Set task -> Determine how many lines include the word "Sreski", then give that number and nothing more.

Stored data
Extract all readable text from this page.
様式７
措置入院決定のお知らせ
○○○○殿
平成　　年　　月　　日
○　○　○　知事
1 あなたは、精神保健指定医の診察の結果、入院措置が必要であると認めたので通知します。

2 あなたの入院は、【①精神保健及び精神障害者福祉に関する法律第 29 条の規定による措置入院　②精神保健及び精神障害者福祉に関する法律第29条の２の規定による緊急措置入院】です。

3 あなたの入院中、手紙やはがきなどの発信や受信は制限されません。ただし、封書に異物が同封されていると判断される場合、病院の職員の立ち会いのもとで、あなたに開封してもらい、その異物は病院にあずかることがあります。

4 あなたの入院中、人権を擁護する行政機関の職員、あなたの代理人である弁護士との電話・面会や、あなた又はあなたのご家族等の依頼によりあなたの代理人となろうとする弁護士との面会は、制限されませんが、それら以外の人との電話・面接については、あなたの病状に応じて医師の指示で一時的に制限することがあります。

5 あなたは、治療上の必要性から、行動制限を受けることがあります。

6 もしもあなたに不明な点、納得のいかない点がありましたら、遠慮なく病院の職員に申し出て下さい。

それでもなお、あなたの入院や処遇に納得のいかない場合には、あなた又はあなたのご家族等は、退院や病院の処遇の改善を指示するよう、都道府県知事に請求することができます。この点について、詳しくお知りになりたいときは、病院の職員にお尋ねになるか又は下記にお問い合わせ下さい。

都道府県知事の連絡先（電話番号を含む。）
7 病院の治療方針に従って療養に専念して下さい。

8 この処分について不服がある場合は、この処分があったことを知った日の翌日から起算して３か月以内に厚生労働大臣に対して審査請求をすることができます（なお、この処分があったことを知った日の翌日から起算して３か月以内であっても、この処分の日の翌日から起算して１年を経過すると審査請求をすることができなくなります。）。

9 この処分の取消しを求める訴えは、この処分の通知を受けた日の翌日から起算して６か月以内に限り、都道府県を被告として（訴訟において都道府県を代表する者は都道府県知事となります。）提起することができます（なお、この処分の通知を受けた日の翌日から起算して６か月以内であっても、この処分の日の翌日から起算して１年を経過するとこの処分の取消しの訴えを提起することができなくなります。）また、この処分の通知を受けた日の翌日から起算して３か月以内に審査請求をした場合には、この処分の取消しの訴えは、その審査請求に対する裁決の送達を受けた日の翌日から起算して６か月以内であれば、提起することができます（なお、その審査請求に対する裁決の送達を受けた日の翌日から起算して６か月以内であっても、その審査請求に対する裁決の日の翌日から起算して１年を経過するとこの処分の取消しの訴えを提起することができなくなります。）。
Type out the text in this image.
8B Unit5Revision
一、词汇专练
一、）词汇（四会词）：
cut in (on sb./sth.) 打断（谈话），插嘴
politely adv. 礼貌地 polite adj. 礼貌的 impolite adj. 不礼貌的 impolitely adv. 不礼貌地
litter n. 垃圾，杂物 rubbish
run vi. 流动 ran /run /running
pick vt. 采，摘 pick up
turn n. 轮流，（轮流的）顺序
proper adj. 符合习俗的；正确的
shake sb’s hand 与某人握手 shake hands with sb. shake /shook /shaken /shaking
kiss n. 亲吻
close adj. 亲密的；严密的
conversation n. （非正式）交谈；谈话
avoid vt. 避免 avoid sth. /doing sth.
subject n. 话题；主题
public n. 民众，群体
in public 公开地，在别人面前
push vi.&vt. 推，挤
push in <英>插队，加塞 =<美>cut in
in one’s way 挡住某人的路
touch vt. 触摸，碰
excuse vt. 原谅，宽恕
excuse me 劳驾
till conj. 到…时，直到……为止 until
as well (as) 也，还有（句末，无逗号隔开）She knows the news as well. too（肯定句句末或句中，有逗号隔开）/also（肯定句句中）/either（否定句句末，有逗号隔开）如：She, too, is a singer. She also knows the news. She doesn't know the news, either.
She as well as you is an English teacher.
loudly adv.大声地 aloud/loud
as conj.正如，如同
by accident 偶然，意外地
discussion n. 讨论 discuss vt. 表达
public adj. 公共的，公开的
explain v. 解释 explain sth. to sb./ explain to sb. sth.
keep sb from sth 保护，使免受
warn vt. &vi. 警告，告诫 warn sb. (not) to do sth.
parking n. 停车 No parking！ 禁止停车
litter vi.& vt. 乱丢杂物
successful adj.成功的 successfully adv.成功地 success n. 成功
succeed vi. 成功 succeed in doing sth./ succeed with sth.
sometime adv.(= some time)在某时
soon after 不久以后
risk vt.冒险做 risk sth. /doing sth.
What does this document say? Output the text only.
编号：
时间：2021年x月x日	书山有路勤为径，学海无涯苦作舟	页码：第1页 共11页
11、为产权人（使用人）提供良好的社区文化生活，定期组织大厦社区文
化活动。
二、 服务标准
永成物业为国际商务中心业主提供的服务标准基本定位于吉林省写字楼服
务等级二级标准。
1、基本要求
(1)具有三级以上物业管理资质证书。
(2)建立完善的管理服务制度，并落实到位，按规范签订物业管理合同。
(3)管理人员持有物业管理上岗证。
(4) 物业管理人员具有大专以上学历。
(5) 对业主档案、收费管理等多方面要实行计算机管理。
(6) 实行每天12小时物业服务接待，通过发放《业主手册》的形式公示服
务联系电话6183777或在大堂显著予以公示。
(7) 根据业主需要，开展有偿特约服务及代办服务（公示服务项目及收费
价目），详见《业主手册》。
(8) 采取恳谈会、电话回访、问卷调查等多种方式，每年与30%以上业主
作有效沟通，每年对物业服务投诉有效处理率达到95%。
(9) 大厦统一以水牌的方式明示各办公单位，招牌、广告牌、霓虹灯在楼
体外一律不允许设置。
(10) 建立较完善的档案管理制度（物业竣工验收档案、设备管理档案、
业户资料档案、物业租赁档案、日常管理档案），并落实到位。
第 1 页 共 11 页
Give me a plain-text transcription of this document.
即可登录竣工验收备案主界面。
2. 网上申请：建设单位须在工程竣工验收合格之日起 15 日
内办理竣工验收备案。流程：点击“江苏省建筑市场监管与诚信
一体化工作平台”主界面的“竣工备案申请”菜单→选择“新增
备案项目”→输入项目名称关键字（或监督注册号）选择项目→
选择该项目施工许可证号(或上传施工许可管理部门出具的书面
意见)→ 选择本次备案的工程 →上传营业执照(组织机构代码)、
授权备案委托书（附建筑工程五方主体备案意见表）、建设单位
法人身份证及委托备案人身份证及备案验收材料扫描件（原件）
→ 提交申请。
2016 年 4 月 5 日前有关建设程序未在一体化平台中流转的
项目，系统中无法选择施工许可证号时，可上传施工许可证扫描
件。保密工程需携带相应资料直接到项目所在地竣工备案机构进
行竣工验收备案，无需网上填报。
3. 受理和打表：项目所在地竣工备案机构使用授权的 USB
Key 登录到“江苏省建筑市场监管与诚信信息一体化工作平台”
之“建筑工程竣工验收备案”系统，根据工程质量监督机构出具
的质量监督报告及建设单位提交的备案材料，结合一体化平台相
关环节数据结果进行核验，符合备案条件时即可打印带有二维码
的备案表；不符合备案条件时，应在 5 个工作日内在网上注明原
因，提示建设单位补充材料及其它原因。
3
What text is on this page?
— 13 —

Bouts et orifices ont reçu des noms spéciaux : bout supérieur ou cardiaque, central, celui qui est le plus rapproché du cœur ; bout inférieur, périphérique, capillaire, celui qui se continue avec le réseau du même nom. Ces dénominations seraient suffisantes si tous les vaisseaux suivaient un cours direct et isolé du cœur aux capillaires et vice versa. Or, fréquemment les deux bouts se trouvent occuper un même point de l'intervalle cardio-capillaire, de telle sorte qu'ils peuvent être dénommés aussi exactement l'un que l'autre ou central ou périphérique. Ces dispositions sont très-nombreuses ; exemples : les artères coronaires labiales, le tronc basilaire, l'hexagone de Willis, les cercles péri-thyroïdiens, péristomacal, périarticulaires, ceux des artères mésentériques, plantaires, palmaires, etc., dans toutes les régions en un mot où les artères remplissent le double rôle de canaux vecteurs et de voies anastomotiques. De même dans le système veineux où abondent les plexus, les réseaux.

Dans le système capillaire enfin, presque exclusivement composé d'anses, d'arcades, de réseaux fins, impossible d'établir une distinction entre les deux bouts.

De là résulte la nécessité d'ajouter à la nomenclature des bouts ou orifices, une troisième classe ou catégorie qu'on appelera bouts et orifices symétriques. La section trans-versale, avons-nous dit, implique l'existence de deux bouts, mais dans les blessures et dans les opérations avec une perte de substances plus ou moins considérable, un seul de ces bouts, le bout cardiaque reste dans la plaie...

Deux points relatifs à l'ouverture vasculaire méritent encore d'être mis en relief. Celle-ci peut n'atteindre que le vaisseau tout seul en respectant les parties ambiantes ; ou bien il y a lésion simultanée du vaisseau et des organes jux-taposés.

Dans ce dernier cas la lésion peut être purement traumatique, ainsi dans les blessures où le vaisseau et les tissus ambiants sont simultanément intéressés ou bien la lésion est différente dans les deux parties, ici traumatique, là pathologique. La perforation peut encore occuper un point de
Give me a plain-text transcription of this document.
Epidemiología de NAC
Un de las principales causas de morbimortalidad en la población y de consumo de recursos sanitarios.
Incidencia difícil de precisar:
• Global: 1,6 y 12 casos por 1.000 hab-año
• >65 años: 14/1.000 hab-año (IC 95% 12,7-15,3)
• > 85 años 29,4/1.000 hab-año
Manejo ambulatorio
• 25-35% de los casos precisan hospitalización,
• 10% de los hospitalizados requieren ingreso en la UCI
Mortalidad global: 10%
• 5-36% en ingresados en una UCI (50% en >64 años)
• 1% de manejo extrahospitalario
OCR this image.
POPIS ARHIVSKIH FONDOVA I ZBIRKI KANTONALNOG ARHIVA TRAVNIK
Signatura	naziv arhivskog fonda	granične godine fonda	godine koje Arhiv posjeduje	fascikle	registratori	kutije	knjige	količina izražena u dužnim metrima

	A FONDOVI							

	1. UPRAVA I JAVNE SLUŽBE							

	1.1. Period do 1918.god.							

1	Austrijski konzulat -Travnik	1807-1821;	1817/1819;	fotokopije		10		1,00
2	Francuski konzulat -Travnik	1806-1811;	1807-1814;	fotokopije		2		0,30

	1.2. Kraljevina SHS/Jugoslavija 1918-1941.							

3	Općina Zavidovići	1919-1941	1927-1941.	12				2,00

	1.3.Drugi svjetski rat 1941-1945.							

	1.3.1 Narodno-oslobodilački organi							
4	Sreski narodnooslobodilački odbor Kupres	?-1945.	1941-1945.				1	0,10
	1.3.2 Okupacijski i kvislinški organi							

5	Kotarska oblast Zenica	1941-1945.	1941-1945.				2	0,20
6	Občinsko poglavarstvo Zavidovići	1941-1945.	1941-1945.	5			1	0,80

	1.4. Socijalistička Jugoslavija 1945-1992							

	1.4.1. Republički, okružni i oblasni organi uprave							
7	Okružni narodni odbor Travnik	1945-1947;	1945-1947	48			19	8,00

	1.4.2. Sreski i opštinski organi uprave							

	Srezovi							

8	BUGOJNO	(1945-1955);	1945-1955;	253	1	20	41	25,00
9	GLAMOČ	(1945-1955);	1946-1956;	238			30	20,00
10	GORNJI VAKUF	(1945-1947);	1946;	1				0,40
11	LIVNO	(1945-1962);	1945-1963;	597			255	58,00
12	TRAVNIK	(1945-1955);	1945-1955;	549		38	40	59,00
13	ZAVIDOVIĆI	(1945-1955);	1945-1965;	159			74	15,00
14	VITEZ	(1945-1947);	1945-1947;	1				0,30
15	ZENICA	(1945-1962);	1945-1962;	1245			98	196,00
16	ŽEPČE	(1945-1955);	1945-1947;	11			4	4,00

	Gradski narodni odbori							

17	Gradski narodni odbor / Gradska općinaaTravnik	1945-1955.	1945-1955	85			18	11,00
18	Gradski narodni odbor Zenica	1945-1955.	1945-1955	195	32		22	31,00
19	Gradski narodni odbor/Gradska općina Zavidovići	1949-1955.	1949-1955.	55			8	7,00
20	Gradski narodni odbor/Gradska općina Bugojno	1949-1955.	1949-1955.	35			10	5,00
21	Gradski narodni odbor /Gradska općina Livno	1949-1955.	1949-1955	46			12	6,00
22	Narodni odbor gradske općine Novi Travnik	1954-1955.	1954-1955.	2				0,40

The completed task -> 2